[Start of Entries provided]

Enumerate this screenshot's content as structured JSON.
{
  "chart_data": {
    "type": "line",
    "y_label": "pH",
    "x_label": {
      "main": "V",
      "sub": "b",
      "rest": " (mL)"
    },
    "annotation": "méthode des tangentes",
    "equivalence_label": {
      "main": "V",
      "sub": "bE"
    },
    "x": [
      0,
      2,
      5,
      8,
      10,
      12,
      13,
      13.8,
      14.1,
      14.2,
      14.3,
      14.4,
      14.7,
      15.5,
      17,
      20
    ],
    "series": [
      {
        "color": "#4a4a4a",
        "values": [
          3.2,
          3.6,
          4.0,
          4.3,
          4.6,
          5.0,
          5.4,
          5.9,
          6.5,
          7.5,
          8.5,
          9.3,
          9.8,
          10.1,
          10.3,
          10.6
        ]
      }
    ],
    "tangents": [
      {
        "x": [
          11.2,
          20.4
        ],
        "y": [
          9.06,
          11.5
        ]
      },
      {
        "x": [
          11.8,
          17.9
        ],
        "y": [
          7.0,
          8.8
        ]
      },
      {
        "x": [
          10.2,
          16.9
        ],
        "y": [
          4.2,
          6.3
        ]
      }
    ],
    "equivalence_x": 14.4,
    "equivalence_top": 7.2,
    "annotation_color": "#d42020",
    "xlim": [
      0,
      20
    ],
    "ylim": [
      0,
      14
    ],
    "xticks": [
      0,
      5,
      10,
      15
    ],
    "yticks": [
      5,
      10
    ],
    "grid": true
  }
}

[End of Entries provided]

Write out the listing once more, matching it exactly.

- **Task output**:
Enumerate this screenshot's content as structured JSON.
{
  "chart_data": {
    "type": "line",
    "y_label": "pH",
    "x_label": {
      "main": "V",
      "sub": "b",
      "rest": " (mL)"
    },
    "annotation": "méthode des tangentes",
    "equivalence_label": {
      "main": "V",
      "sub": "bE"
    },
    "x": [
      0,
      2,
      5,
      8,
      10,
      12,
      13,
      13.8,
      14.1,
      14.2,
      14.3,
      14.4,
      14.7,
      15.5,
      17,
      20
    ],
    "series": [
      {
        "color": "#4a4a4a",
        "values": [
          3.2,
          3.6,
          4.0,
          4.3,
          4.6,
          5.0,
          5.4,
          5.9,
          6.5,
          7.5,
          8.5,
          9.3,
          9.8,
          10.1,
          10.3,
          10.6
        ]
      }
    ],
    "tangents": [
      {
        "x": [
          11.2,
          20.4
        ],
        "y": [
          9.06,
          11.5
        ]
      },
      {
        "x": [
          11.8,
          17.9
        ],
        "y": [
          7.0,
          8.8
        ]
      },
      {
        "x": [
          10.2,
          16.9
        ],
        "y": [
          4.2,
          6.3
        ]
      }
    ],
    "equivalence_x": 14.4,
    "equivalence_top": 7.2,
    "annotation_color": "#d42020",
    "xlim": [
      0,
      20
    ],
    "ylim": [
      0,
      14
    ],
    "xticks": [
      0,
      5,
      10,
      15
    ],
    "yticks": [
      5,
      10
    ],
    "grid": true
  }
}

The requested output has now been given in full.